▶ _Task to carry out_:
Please count the lines in the rows below that contain the string "arctic", treating uppercase and lowercase as different, and give only the number.

▶ _Data for the task_:
==============================

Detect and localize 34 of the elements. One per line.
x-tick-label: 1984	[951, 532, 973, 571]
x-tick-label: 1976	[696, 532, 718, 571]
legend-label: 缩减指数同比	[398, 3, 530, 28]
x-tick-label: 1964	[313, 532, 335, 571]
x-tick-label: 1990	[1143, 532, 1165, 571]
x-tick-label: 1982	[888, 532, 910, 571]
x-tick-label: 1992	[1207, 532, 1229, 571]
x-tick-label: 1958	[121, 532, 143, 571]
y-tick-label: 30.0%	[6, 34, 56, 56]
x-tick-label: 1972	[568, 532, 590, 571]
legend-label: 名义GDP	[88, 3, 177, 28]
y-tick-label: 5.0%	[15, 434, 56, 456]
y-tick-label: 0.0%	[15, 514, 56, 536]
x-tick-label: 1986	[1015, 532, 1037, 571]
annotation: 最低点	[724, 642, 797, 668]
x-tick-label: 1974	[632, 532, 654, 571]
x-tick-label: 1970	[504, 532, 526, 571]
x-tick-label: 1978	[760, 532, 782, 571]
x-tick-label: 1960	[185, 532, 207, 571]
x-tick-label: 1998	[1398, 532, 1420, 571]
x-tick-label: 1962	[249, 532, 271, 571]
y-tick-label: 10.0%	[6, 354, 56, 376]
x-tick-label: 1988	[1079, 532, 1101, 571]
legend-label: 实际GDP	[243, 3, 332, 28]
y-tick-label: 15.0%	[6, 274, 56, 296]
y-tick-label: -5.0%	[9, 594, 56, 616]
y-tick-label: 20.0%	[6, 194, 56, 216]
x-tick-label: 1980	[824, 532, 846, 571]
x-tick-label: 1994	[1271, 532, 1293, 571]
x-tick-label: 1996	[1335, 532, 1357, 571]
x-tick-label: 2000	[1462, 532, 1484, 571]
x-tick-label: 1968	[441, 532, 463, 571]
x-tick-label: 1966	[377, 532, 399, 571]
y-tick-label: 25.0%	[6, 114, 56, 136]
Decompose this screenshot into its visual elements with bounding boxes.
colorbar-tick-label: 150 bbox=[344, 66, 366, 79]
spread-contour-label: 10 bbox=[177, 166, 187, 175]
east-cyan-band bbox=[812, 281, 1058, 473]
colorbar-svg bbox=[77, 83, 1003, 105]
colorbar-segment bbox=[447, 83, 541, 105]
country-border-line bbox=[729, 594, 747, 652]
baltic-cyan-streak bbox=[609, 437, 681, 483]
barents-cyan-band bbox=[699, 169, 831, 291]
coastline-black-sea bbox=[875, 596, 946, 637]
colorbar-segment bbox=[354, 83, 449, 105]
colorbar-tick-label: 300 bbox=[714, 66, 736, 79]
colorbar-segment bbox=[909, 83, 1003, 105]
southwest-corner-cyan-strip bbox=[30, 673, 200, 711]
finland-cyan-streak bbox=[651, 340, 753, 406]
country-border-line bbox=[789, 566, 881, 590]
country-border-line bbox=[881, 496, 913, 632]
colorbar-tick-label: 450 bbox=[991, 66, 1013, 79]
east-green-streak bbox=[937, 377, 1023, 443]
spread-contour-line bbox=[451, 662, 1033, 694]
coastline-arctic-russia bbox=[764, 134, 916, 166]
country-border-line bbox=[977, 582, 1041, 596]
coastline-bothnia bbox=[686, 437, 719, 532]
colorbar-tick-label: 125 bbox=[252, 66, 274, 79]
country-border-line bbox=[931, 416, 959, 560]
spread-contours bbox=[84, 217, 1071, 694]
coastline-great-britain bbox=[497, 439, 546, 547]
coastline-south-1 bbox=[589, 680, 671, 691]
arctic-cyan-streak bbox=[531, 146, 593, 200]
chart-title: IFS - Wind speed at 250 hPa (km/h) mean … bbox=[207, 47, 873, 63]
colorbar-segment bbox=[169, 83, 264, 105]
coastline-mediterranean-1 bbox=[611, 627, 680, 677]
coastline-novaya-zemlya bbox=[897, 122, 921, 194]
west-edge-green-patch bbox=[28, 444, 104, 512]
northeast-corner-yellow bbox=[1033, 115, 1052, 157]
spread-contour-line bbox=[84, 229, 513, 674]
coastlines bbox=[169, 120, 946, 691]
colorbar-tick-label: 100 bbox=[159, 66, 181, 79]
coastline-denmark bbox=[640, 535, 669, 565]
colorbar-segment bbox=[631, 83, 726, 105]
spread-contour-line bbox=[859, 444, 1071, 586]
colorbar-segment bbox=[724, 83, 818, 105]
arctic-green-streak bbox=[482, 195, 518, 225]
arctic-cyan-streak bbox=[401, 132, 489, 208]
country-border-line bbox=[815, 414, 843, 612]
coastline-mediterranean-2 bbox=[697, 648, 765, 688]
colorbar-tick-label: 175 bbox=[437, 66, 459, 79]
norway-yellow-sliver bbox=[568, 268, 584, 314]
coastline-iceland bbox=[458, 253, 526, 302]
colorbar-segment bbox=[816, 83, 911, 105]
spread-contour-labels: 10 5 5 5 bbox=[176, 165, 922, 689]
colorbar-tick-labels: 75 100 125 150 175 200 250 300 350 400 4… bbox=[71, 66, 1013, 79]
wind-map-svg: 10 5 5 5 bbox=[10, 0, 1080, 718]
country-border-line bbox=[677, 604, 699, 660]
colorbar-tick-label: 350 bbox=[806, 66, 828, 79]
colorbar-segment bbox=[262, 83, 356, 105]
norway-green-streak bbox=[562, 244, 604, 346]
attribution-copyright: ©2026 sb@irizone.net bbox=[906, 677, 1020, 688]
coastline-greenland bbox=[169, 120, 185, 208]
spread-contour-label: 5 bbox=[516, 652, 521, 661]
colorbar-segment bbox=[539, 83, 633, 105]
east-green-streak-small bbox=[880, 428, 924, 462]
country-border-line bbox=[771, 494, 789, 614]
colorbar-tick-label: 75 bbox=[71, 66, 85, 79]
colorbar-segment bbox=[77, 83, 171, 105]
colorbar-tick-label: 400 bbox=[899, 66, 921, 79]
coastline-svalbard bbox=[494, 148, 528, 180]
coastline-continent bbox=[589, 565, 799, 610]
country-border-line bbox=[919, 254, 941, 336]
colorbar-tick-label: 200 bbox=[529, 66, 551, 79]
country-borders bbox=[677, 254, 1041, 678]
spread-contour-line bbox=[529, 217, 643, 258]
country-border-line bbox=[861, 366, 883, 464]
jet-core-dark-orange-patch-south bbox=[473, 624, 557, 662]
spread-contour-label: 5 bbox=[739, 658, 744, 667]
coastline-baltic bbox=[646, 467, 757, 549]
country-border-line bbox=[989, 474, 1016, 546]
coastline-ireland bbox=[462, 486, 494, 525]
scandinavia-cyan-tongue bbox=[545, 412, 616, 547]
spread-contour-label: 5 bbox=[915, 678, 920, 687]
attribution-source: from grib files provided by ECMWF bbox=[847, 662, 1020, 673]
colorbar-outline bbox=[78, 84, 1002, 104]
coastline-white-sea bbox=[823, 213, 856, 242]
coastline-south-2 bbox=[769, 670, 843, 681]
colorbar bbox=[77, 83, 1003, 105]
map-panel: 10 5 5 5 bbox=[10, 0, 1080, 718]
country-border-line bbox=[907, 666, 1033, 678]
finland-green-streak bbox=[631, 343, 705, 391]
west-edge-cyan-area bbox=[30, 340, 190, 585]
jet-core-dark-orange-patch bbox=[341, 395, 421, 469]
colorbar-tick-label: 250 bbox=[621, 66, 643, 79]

==============================

▶ _Completed task_:
4